## What needs to be done
Quote the whole listing exactly. Leave the pictures out of your copy.

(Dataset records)
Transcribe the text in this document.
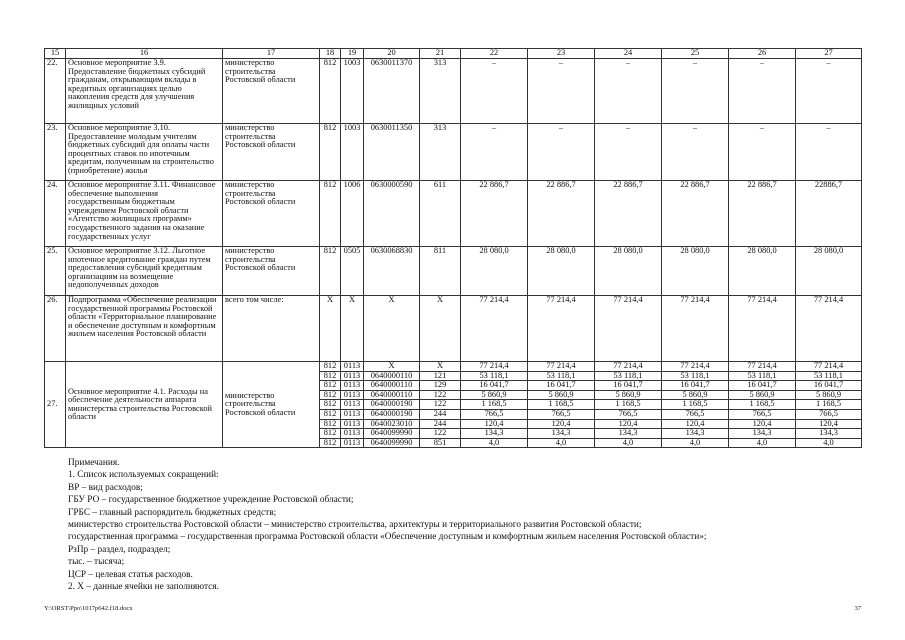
15	16	17	18	19	20	21	22	23	24	25	26	27
22.	Основное мероприятие 3.9. Предоставление бюджетных субсидий гражданам, открывающим вклады в кредитных организациях целью накопления средств для улучшения жилищных условий	министерство строительства Ростовской области	812	1003	0630011370	313	–	–	–	–	–	–
23.	Основное мероприятие 3.10. Предоставление молодым учителям бюджетных субсидий для оплаты части процентных ставок по ипотечным кредитам, полученным на строительство (приобретение) жилья	министерство строительства Ростовской области	812	1003	0630011350	313	–	–	–	–	–	–
24.	Основное мероприятие 3.11. Финансовое обеспечение выполнения государственным бюджетным учреждением Ростовской области «Агентство жилищных программ» государственного задания на оказание государственных услуг	министерство строительства Ростовской области	812	1006	0630000590	611	22 886,7	22 886,7	22 886,7	22 886,7	22 886,7	22886,7
25.	Основное мероприятие 3.12. Льготное ипотечное кредитование граждан путем предоставления субсидий кредитным организациям на возмещение недополученных доходов	министерство строительства Ростовской области	812	0505	0630068830	811	28 080,0	28 080,0	28 080,0	28 080,0	28 080,0	28 080,0
26.	Подпрограмма «Обеспечение реализации государственной программы Ростовской области «Территориальное планирование и обеспечение доступным и комфортным жильем населения Ростовской области	всего том числе:	X	X	X	X	77 214,4	77 214,4	77 214,4	77 214,4	77 214,4	77 214,4
27.	Основное мероприятие 4.1. Расходы на обеспечение деятельности аппарата министерства строительства Ростовской области	министерство строительства Ростовской области	812	0113	X	X	77 214,4	77 214,4	77 214,4	77 214,4	77 214,4	77 214,4
			812	0113	0640000110	121	53 118,1	53 118,1	53 118,1	53 118,1	53 118,1	53 118,1
			812	0113	0640000110	129	16 041,7	16 041,7	16 041,7	16 041,7	16 041,7	16 041,7
			812	0113	0640000110	122	5 860,9	5 860,9	5 860,9	5 860,9	5 860,9	5 860,9
			812	0113	0640000190	122	1 168,5	1 168,5	1 168,5	1 168,5	1 168,5	1 168,5
			812	0113	0640000190	244	766,5	766,5	766,5	766,5	766,5	766,5
			812	0113	0640023010	244	120,4	120,4	120,4	120,4	120,4	120,4
			812	0113	0640099990	122	134,3	134,3	134,3	134,3	134,3	134,3
			812	0113	0640099990	851	4,0	4,0	4,0	4,0	4,0	4,0
Примечания.
1. Список используемых сокращений:
ВР – вид расходов;
ГБУ РО – государственное бюджетное учреждение Ростовской области;
ГРБС – главный распорядитель бюджетных средств;
министерство строительства Ростовской области – министерство строительства, архитектуры и территориального развития Ростовской области;
государственная программа – государственная программа Ростовской области «Обеспечение доступным и комфортным жильем населения Ростовской области»;
РзПр – раздел, подраздел;
тыс. – тысяча;
ЦСР – целевая статья расходов.
2. Х – данные ячейки не заполняются.
Y:\ORST\Ppo\1017p642.f18.docx	37
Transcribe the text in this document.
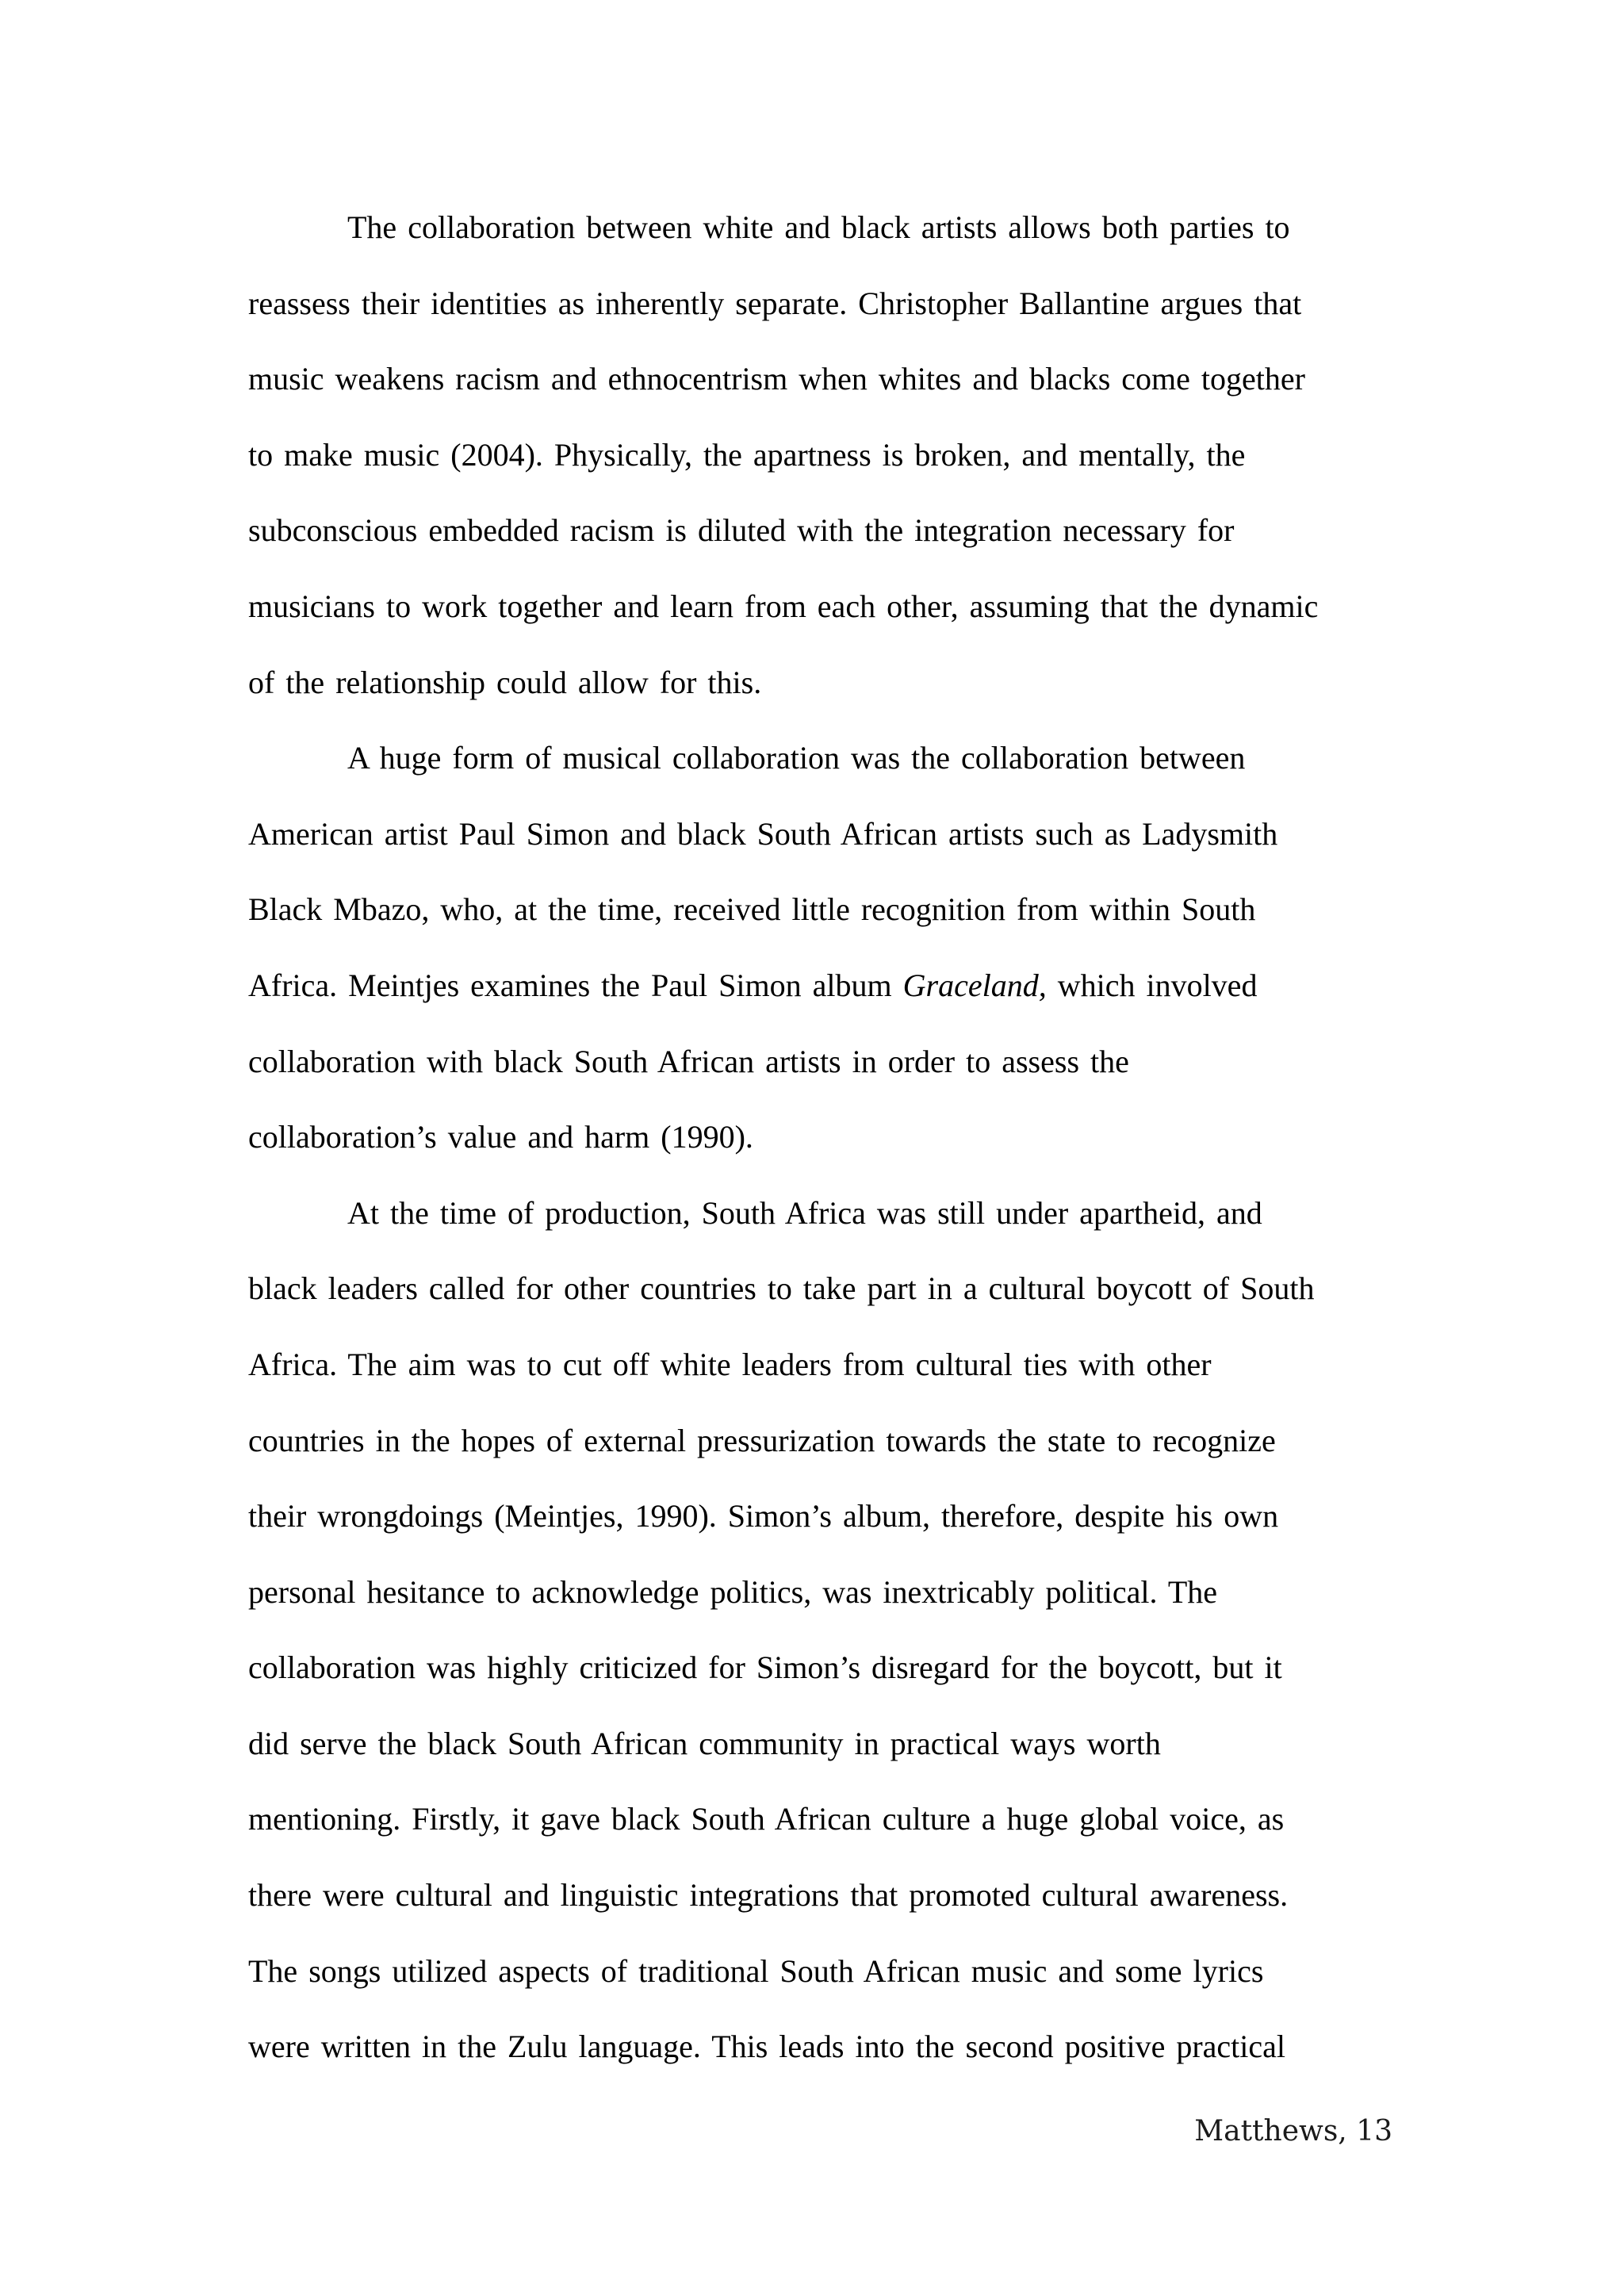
The collaboration between white and black artists allows both parties to
reassess their identities as inherently separate. Christopher Ballantine argues that
music weakens racism and ethnocentrism when whites and blacks come together
to make music (2004). Physically, the apartness is broken, and mentally, the
subconscious embedded racism is diluted with the integration necessary for
musicians to work together and learn from each other, assuming that the dynamic
of the relationship could allow for this.
A huge form of musical collaboration was the collaboration between
American artist Paul Simon and black South African artists such as Ladysmith
Black Mbazo, who, at the time, received little recognition from within South
Africa. Meintjes examines the Paul Simon album Graceland, which involved
collaboration with black South African artists in order to assess the
collaboration’s value and harm (1990).
At the time of production, South Africa was still under apartheid, and
black leaders called for other countries to take part in a cultural boycott of South
Africa. The aim was to cut off white leaders from cultural ties with other
countries in the hopes of external pressurization towards the state to recognize
their wrongdoings (Meintjes, 1990). Simon’s album, therefore, despite his own
personal hesitance to acknowledge politics, was inextricably political. The
collaboration was highly criticized for Simon’s disregard for the boycott, but it
did serve the black South African community in practical ways worth
mentioning. Firstly, it gave black South African culture a huge global voice, as
there were cultural and linguistic integrations that promoted cultural awareness.
The songs utilized aspects of traditional South African music and some lyrics
were written in the Zulu language. This leads into the second positive practical
Matthews, 13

## Answer
Transcribe the text in this document.
15	16	17	18	19	20	21	22	23	24	25	26	27
22.	Основное мероприятие 3.9. Предоставление бюджетных субсидий гражданам, открывающим вклады в кредитных организациях целью накопления средств для улучшения жилищных условий	министерство строительства Ростовской области	812	1003	0630011370	313	–	–	–	–	–	–
23.	Основное мероприятие 3.10. Предоставление молодым учителям бюджетных субсидий для оплаты части процентных ставок по ипотечным кредитам, полученным на строительство (приобретение) жилья	министерство строительства Ростовской области	812	1003	0630011350	313	–	–	–	–	–	–
24.	Основное мероприятие 3.11. Финансовое обеспечение выполнения государственным бюджетным учреждением Ростовской области «Агентство жилищных программ» государственного задания на оказание государственных услуг	министерство строительства Ростовской области	812	1006	0630000590	611	22 886,7	22 886,7	22 886,7	22 886,7	22 886,7	22886,7
25.	Основное мероприятие 3.12. Льготное ипотечное кредитование граждан путем предоставления субсидий кредитным организациям на возмещение недополученных доходов	министерство строительства Ростовской области	812	0505	0630068830	811	28 080,0	28 080,0	28 080,0	28 080,0	28 080,0	28 080,0
26.	Подпрограмма «Обеспечение реализации государственной программы Ростовской области «Территориальное планирование и обеспечение доступным и комфортным жильем населения Ростовской области	всего том числе:	X	X	X	X	77 214,4	77 214,4	77 214,4	77 214,4	77 214,4	77 214,4
27.	Основное мероприятие 4.1. Расходы на обеспечение деятельности аппарата министерства строительства Ростовской области	министерство строительства Ростовской области	812	0113	X	X	77 214,4	77 214,4	77 214,4	77 214,4	77 214,4	77 214,4
			812	0113	0640000110	121	53 118,1	53 118,1	53 118,1	53 118,1	53 118,1	53 118,1
			812	0113	0640000110	129	16 041,7	16 041,7	16 041,7	16 041,7	16 041,7	16 041,7
			812	0113	0640000110	122	5 860,9	5 860,9	5 860,9	5 860,9	5 860,9	5 860,9
			812	0113	0640000190	122	1 168,5	1 168,5	1 168,5	1 168,5	1 168,5	1 168,5
			812	0113	0640000190	244	766,5	766,5	766,5	766,5	766,5	766,5
			812	0113	0640023010	244	120,4	120,4	120,4	120,4	120,4	120,4
			812	0113	0640099990	122	134,3	134,3	134,3	134,3	134,3	134,3
			812	0113	0640099990	851	4,0	4,0	4,0	4,0	4,0	4,0
Примечания.
1. Список используемых сокращений:
ВР – вид расходов;
ГБУ РО – государственное бюджетное учреждение Ростовской области;
ГРБС – главный распорядитель бюджетных средств;
министерство строительства Ростовской области – министерство строительства, архитектуры и территориального развития Ростовской области;
государственная программа – государственная программа Ростовской области «Обеспечение доступным и комфортным жильем населения Ростовской области»;
РзПр – раздел, подраздел;
тыс. – тысяча;
ЦСР – целевая статья расходов.
2. Х – данные ячейки не заполняются.
Y:\ORST\Ppo\1017p642.f18.docx	37
Transcribe the text in this document.
The collaboration between white and black artists allows both parties to
reassess their identities as inherently separate. Christopher Ballantine argues that
music weakens racism and ethnocentrism when whites and blacks come together
to make music (2004). Physically, the apartness is broken, and mentally, the
subconscious embedded racism is diluted with the integration necessary for
musicians to work together and learn from each other, assuming that the dynamic
of the relationship could allow for this.
A huge form of musical collaboration was the collaboration between
American artist Paul Simon and black South African artists such as Ladysmith
Black Mbazo, who, at the time, received little recognition from within South
Africa. Meintjes examines the Paul Simon album Graceland, which involved
collaboration with black South African artists in order to assess the
collaboration’s value and harm (1990).
At the time of production, South Africa was still under apartheid, and
black leaders called for other countries to take part in a cultural boycott of South
Africa. The aim was to cut off white leaders from cultural ties with other
countries in the hopes of external pressurization towards the state to recognize
their wrongdoings (Meintjes, 1990). Simon’s album, therefore, despite his own
personal hesitance to acknowledge politics, was inextricably political. The
collaboration was highly criticized for Simon’s disregard for the boycott, but it
did serve the black South African community in practical ways worth
mentioning. Firstly, it gave black South African culture a huge global voice, as
there were cultural and linguistic integrations that promoted cultural awareness.
The songs utilized aspects of traditional South African music and some lyrics
were written in the Zulu language. This leads into the second positive practical
Matthews, 13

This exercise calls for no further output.